- Aim of the task -
Leave out the pictures, then reproduce the rest of the material exactly.
──────── Data for processing ────────
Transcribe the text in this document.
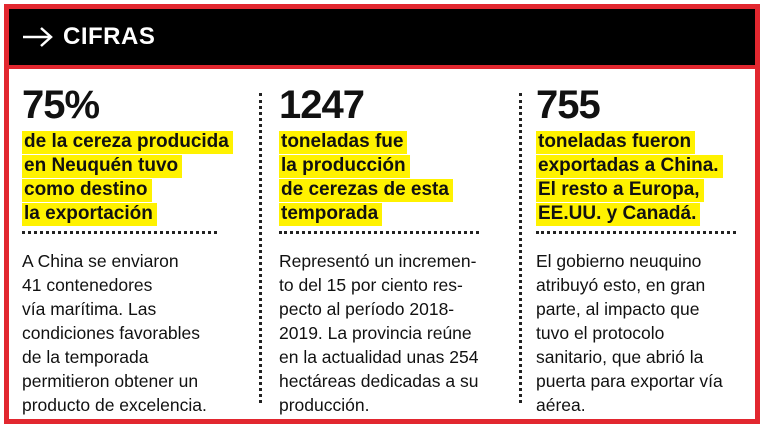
CIFRAS
75%
de la cereza producida
en Neuquén tuvo
como destino
la exportación
A China se enviaron
41 contenedores
vía marítima. Las
condiciones favorables
de la temporada
permitieron obtener un
producto de excelencia.
1247
toneladas fue
la producción
de cerezas de esta
temporada
Representó un incremen-
to del 15 por ciento res-
pecto al período 2018-
2019. La provincia reúne
en la actualidad unas 254
hectáreas dedicadas a su
producción.
755
toneladas fueron
exportadas a China.
El resto a Europa,
EE.UU. y Canadá.
El gobierno neuquino
atribuyó esto, en gran
parte, al impacto que
tuvo el protocolo
sanitario, que abrió la
puerta para exportar vía
aérea.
────────
- Expected output -
Transcribe the text in this document.
CIFRAS
75%
de la cereza producida
en Neuquén tuvo
como destino
la exportación
A China se enviaron
41 contenedores
vía marítima. Las
condiciones favorables
de la temporada
permitieron obtener un
producto de excelencia.
1247
toneladas fue
la producción
de cerezas de esta
temporada
Representó un incremen-
to del 15 por ciento res-
pecto al período 2018-
2019. La provincia reúne
en la actualidad unas 254
hectáreas dedicadas a su
producción.
755
toneladas fueron
exportadas a China.
El resto a Europa,
EE.UU. y Canadá.
El gobierno neuquino
atribuyó esto, en gran
parte, al impacto que
tuvo el protocolo
sanitario, que abrió la
puerta para exportar vía
aérea.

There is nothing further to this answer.